··· INFORMATION PROVIDED ···
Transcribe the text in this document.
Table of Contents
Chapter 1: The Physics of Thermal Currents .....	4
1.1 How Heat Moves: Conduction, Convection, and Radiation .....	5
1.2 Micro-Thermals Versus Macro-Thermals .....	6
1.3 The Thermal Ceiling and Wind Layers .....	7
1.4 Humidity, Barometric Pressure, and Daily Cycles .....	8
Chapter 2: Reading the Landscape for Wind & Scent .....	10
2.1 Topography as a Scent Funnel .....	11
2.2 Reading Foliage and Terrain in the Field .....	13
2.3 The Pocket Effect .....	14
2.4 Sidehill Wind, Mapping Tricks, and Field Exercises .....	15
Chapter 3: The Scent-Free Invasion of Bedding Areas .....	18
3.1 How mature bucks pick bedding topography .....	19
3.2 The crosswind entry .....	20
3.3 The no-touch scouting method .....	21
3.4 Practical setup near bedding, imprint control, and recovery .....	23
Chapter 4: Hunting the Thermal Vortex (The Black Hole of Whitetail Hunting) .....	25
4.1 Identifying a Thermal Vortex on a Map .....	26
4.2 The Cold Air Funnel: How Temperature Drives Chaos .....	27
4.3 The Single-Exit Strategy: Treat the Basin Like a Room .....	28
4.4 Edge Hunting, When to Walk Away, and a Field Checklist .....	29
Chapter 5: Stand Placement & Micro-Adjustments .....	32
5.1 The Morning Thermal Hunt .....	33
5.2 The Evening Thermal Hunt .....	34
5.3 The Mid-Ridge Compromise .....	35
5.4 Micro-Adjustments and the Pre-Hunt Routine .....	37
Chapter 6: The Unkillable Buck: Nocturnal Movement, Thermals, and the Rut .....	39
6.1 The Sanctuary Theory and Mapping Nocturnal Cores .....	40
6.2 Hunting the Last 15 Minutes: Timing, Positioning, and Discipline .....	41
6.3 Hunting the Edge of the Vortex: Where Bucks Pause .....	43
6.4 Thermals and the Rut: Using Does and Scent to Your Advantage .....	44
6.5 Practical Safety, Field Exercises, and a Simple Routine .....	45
···
··· INFORMATION PROVIDED ···
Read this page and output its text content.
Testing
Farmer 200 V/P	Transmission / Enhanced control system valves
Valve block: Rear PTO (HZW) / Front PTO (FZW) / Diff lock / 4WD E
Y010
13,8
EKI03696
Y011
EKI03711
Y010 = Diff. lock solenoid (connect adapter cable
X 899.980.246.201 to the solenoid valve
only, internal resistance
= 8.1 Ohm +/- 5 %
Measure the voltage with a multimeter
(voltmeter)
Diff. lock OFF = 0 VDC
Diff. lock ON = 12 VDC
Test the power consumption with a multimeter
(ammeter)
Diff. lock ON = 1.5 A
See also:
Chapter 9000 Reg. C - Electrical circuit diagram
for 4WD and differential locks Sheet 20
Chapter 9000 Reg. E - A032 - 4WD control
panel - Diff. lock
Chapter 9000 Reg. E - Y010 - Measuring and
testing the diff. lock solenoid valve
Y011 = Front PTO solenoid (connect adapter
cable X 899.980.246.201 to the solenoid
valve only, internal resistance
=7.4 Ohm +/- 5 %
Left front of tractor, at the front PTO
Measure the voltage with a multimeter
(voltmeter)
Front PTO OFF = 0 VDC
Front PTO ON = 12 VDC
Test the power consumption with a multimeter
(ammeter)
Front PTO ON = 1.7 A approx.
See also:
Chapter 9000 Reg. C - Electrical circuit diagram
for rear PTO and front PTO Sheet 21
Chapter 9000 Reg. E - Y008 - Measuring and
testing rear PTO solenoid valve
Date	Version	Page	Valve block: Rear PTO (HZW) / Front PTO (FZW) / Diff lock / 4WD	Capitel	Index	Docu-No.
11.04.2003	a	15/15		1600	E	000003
···
■ **THE PROBLEM**
Report back each line of the entries that holds the string "cable".

■ **RESPONSE TO THE TASK**
Y010 = Diff. lock solenoid (connect adapter cable
cable X 899.980.246.201 to the solenoid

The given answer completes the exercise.